**Supplied data:**
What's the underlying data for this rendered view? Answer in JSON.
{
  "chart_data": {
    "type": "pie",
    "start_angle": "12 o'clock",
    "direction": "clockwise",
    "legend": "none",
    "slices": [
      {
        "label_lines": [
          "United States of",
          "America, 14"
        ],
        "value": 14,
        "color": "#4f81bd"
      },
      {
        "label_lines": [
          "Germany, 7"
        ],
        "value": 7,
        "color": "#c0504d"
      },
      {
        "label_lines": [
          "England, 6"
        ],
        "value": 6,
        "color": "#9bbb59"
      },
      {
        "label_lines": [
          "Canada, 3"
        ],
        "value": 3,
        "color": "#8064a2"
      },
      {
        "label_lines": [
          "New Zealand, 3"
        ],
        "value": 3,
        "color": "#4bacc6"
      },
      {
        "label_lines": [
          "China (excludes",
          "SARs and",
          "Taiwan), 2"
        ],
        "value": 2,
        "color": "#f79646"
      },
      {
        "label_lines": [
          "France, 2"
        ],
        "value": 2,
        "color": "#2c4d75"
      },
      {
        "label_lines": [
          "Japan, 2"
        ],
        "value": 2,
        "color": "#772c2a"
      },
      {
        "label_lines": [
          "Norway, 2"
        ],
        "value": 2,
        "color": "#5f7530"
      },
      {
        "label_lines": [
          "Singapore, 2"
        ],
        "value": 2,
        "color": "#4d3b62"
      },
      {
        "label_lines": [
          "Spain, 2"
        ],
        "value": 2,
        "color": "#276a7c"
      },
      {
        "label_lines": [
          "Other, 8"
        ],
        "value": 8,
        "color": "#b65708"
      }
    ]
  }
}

**Problem to solve:** Every record shown above should be written out again exactly.

**Exercise output:**
What's the underlying data for this rendered view? Answer in JSON.
{
  "chart_data": {
    "type": "pie",
    "start_angle": "12 o'clock",
    "direction": "clockwise",
    "legend": "none",
    "slices": [
      {
        "label_lines": [
          "United States of",
          "America, 14"
        ],
        "value": 14,
        "color": "#4f81bd"
      },
      {
        "label_lines": [
          "Germany, 7"
        ],
        "value": 7,
        "color": "#c0504d"
      },
      {
        "label_lines": [
          "England, 6"
        ],
        "value": 6,
        "color": "#9bbb59"
      },
      {
        "label_lines": [
          "Canada, 3"
        ],
        "value": 3,
        "color": "#8064a2"
      },
      {
        "label_lines": [
          "New Zealand, 3"
        ],
        "value": 3,
        "color": "#4bacc6"
      },
      {
        "label_lines": [
          "China (excludes",
          "SARs and",
          "Taiwan), 2"
        ],
        "value": 2,
        "color": "#f79646"
      },
      {
        "label_lines": [
          "France, 2"
        ],
        "value": 2,
        "color": "#2c4d75"
      },
      {
        "label_lines": [
          "Japan, 2"
        ],
        "value": 2,
        "color": "#772c2a"
      },
      {
        "label_lines": [
          "Norway, 2"
        ],
        "value": 2,
        "color": "#5f7530"
      },
      {
        "label_lines": [
          "Singapore, 2"
        ],
        "value": 2,
        "color": "#4d3b62"
      },
      {
        "label_lines": [
          "Spain, 2"
        ],
        "value": 2,
        "color": "#276a7c"
      },
      {
        "label_lines": [
          "Other, 8"
        ],
        "value": 8,
        "color": "#b65708"
      }
    ]
  }
}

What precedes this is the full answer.